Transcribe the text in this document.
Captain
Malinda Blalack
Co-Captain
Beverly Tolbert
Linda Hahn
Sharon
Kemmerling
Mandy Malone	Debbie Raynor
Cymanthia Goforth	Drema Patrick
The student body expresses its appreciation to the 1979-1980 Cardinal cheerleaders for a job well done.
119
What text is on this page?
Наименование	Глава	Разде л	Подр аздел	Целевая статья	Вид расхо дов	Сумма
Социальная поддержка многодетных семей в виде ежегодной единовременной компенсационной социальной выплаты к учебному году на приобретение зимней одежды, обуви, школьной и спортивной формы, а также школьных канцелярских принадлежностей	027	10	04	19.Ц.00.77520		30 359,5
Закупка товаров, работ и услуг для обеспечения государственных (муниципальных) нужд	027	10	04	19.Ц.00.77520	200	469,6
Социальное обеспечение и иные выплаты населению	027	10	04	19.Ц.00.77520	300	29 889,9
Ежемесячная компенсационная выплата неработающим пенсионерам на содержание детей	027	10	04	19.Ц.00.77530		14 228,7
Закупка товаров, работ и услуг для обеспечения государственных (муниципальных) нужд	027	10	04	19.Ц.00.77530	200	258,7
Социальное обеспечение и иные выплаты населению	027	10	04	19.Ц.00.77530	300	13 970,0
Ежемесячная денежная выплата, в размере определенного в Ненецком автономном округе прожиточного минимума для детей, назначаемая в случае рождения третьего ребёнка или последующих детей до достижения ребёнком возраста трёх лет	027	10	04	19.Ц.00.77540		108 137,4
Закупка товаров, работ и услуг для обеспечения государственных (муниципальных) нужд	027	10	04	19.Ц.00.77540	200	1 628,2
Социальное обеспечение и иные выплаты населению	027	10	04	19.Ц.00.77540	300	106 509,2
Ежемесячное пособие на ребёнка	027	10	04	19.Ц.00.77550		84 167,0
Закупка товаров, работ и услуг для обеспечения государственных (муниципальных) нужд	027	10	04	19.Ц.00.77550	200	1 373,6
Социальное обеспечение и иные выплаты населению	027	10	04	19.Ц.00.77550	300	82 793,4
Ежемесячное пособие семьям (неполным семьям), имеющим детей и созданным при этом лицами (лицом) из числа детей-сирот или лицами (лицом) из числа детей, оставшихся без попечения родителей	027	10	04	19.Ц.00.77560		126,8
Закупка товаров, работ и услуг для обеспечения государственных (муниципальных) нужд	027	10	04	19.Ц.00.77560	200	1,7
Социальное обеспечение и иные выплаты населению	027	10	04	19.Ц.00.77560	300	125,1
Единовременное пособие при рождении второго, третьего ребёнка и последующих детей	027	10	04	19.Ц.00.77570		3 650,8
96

______

TASK:
Exact output of every entry is required.

RESPONSE TO THIS EXERCISE:
Transcribe the text in this document.
Captain
Malinda Blalack
Co-Captain
Beverly Tolbert
Linda Hahn
Sharon
Kemmerling
Mandy Malone	Debbie Raynor
Cymanthia Goforth	Drema Patrick
The student body expresses its appreciation to the 1979-1980 Cardinal cheerleaders for a job well done.
119
What text is on this page?
Наименование	Глава	Разде л	Подр аздел	Целевая статья	Вид расхо дов	Сумма
Социальная поддержка многодетных семей в виде ежегодной единовременной компенсационной социальной выплаты к учебному году на приобретение зимней одежды, обуви, школьной и спортивной формы, а также школьных канцелярских принадлежностей	027	10	04	19.Ц.00.77520		30 359,5
Закупка товаров, работ и услуг для обеспечения государственных (муниципальных) нужд	027	10	04	19.Ц.00.77520	200	469,6
Социальное обеспечение и иные выплаты населению	027	10	04	19.Ц.00.77520	300	29 889,9
Ежемесячная компенсационная выплата неработающим пенсионерам на содержание детей	027	10	04	19.Ц.00.77530		14 228,7
Закупка товаров, работ и услуг для обеспечения государственных (муниципальных) нужд	027	10	04	19.Ц.00.77530	200	258,7
Социальное обеспечение и иные выплаты населению	027	10	04	19.Ц.00.77530	300	13 970,0
Ежемесячная денежная выплата, в размере определенного в Ненецком автономном округе прожиточного минимума для детей, назначаемая в случае рождения третьего ребёнка или последующих детей до достижения ребёнком возраста трёх лет	027	10	04	19.Ц.00.77540		108 137,4
Закупка товаров, работ и услуг для обеспечения государственных (муниципальных) нужд	027	10	04	19.Ц.00.77540	200	1 628,2
Социальное обеспечение и иные выплаты населению	027	10	04	19.Ц.00.77540	300	106 509,2
Ежемесячное пособие на ребёнка	027	10	04	19.Ц.00.77550		84 167,0
Закупка товаров, работ и услуг для обеспечения государственных (муниципальных) нужд	027	10	04	19.Ц.00.77550	200	1 373,6
Социальное обеспечение и иные выплаты населению	027	10	04	19.Ц.00.77550	300	82 793,4
Ежемесячное пособие семьям (неполным семьям), имеющим детей и созданным при этом лицами (лицом) из числа детей-сирот или лицами (лицом) из числа детей, оставшихся без попечения родителей	027	10	04	19.Ц.00.77560		126,8
Закупка товаров, работ и услуг для обеспечения государственных (муниципальных) нужд	027	10	04	19.Ц.00.77560	200	1,7
Социальное обеспечение и иные выплаты населению	027	10	04	19.Ц.00.77560	300	125,1
Единовременное пособие при рождении второго, третьего ребёнка и последующих детей	027	10	04	19.Ц.00.77570		3 650,8
96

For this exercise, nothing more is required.